## PROBLEM DESCRIPTION
Repeat each record exactly as written, and drop any images.

## SUPPLIED MATERIAL
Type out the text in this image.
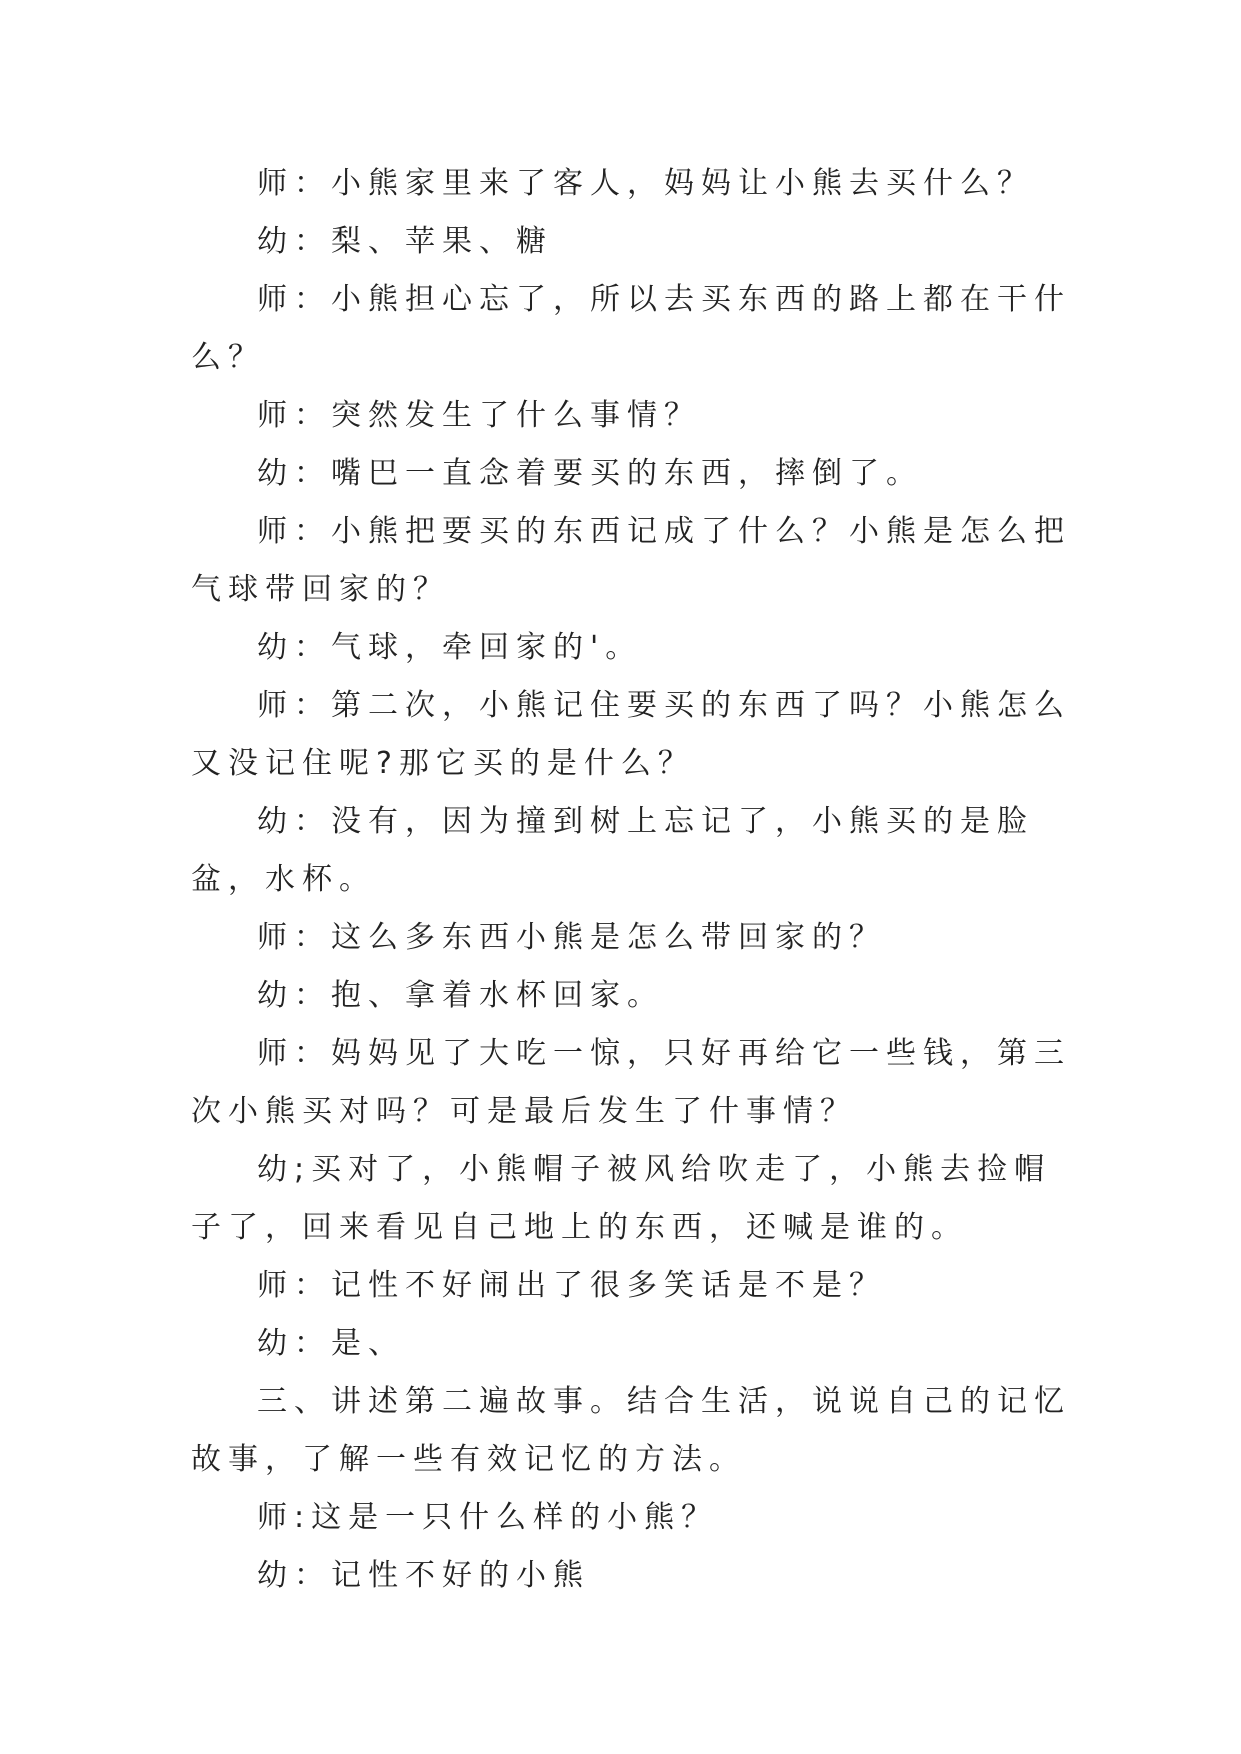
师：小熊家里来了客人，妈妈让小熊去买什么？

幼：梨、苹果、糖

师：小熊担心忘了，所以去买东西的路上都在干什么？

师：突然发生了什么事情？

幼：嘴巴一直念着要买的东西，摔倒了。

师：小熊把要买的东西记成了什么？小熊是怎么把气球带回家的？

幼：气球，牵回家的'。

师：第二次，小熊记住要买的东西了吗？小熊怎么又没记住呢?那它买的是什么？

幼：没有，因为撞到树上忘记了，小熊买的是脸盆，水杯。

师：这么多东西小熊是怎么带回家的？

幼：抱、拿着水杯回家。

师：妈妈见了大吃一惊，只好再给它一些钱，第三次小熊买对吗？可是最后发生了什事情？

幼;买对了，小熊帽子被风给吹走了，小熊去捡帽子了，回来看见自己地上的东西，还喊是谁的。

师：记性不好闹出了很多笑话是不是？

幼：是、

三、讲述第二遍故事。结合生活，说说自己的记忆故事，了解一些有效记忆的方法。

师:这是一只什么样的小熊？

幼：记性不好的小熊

## EXERCISE SOLUTION
Type out the text in this image.
师：小熊家里来了客人，妈妈让小熊去买什么？

幼：梨、苹果、糖

师：小熊担心忘了，所以去买东西的路上都在干什么？

师：突然发生了什么事情？

幼：嘴巴一直念着要买的东西，摔倒了。

师：小熊把要买的东西记成了什么？小熊是怎么把气球带回家的？

幼：气球，牵回家的'。

师：第二次，小熊记住要买的东西了吗？小熊怎么又没记住呢?那它买的是什么？

幼：没有，因为撞到树上忘记了，小熊买的是脸盆，水杯。

师：这么多东西小熊是怎么带回家的？

幼：抱、拿着水杯回家。

师：妈妈见了大吃一惊，只好再给它一些钱，第三次小熊买对吗？可是最后发生了什事情？

幼;买对了，小熊帽子被风给吹走了，小熊去捡帽子了，回来看见自己地上的东西，还喊是谁的。

师：记性不好闹出了很多笑话是不是？

幼：是、

三、讲述第二遍故事。结合生活，说说自己的记忆故事，了解一些有效记忆的方法。

师:这是一只什么样的小熊？

幼：记性不好的小熊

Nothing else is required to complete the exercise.